**Exercise**
Return the material below in full and exactly.

**The records**
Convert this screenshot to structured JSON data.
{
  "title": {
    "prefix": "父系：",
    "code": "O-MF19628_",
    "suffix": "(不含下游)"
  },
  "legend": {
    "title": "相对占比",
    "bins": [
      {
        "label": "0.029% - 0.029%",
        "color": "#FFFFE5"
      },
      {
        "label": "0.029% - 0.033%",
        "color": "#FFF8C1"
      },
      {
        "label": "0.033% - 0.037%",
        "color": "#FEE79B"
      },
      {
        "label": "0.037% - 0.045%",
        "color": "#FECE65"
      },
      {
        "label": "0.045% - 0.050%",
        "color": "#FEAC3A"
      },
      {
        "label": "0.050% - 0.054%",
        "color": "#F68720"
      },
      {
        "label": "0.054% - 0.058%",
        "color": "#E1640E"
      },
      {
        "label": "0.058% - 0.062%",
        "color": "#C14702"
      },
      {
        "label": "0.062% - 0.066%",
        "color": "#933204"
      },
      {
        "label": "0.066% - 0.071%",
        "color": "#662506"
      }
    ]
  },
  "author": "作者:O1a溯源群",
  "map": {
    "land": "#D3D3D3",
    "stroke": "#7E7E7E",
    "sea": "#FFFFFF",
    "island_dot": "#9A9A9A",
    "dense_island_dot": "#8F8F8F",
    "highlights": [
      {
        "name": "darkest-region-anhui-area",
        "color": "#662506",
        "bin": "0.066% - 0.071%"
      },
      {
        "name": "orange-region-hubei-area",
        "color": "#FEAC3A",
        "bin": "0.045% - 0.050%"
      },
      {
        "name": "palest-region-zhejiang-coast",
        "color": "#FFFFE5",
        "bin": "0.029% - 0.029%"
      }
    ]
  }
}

**Solution for this problem**
Convert this screenshot to structured JSON data.
{
  "title": {
    "prefix": "父系：",
    "code": "O-MF19628_",
    "suffix": "(不含下游)"
  },
  "legend": {
    "title": "相对占比",
    "bins": [
      {
        "label": "0.029% - 0.029%",
        "color": "#FFFFE5"
      },
      {
        "label": "0.029% - 0.033%",
        "color": "#FFF8C1"
      },
      {
        "label": "0.033% - 0.037%",
        "color": "#FEE79B"
      },
      {
        "label": "0.037% - 0.045%",
        "color": "#FECE65"
      },
      {
        "label": "0.045% - 0.050%",
        "color": "#FEAC3A"
      },
      {
        "label": "0.050% - 0.054%",
        "color": "#F68720"
      },
      {
        "label": "0.054% - 0.058%",
        "color": "#E1640E"
      },
      {
        "label": "0.058% - 0.062%",
        "color": "#C14702"
      },
      {
        "label": "0.062% - 0.066%",
        "color": "#933204"
      },
      {
        "label": "0.066% - 0.071%",
        "color": "#662506"
      }
    ]
  },
  "author": "作者:O1a溯源群",
  "map": {
    "land": "#D3D3D3",
    "stroke": "#7E7E7E",
    "sea": "#FFFFFF",
    "island_dot": "#9A9A9A",
    "dense_island_dot": "#8F8F8F",
    "highlights": [
      {
        "name": "darkest-region-anhui-area",
        "color": "#662506",
        "bin": "0.066% - 0.071%"
      },
      {
        "name": "orange-region-hubei-area",
        "color": "#FEAC3A",
        "bin": "0.045% - 0.050%"
      },
      {
        "name": "palest-region-zhejiang-coast",
        "color": "#FFFFE5",
        "bin": "0.029% - 0.029%"
      }
    ]
  }
}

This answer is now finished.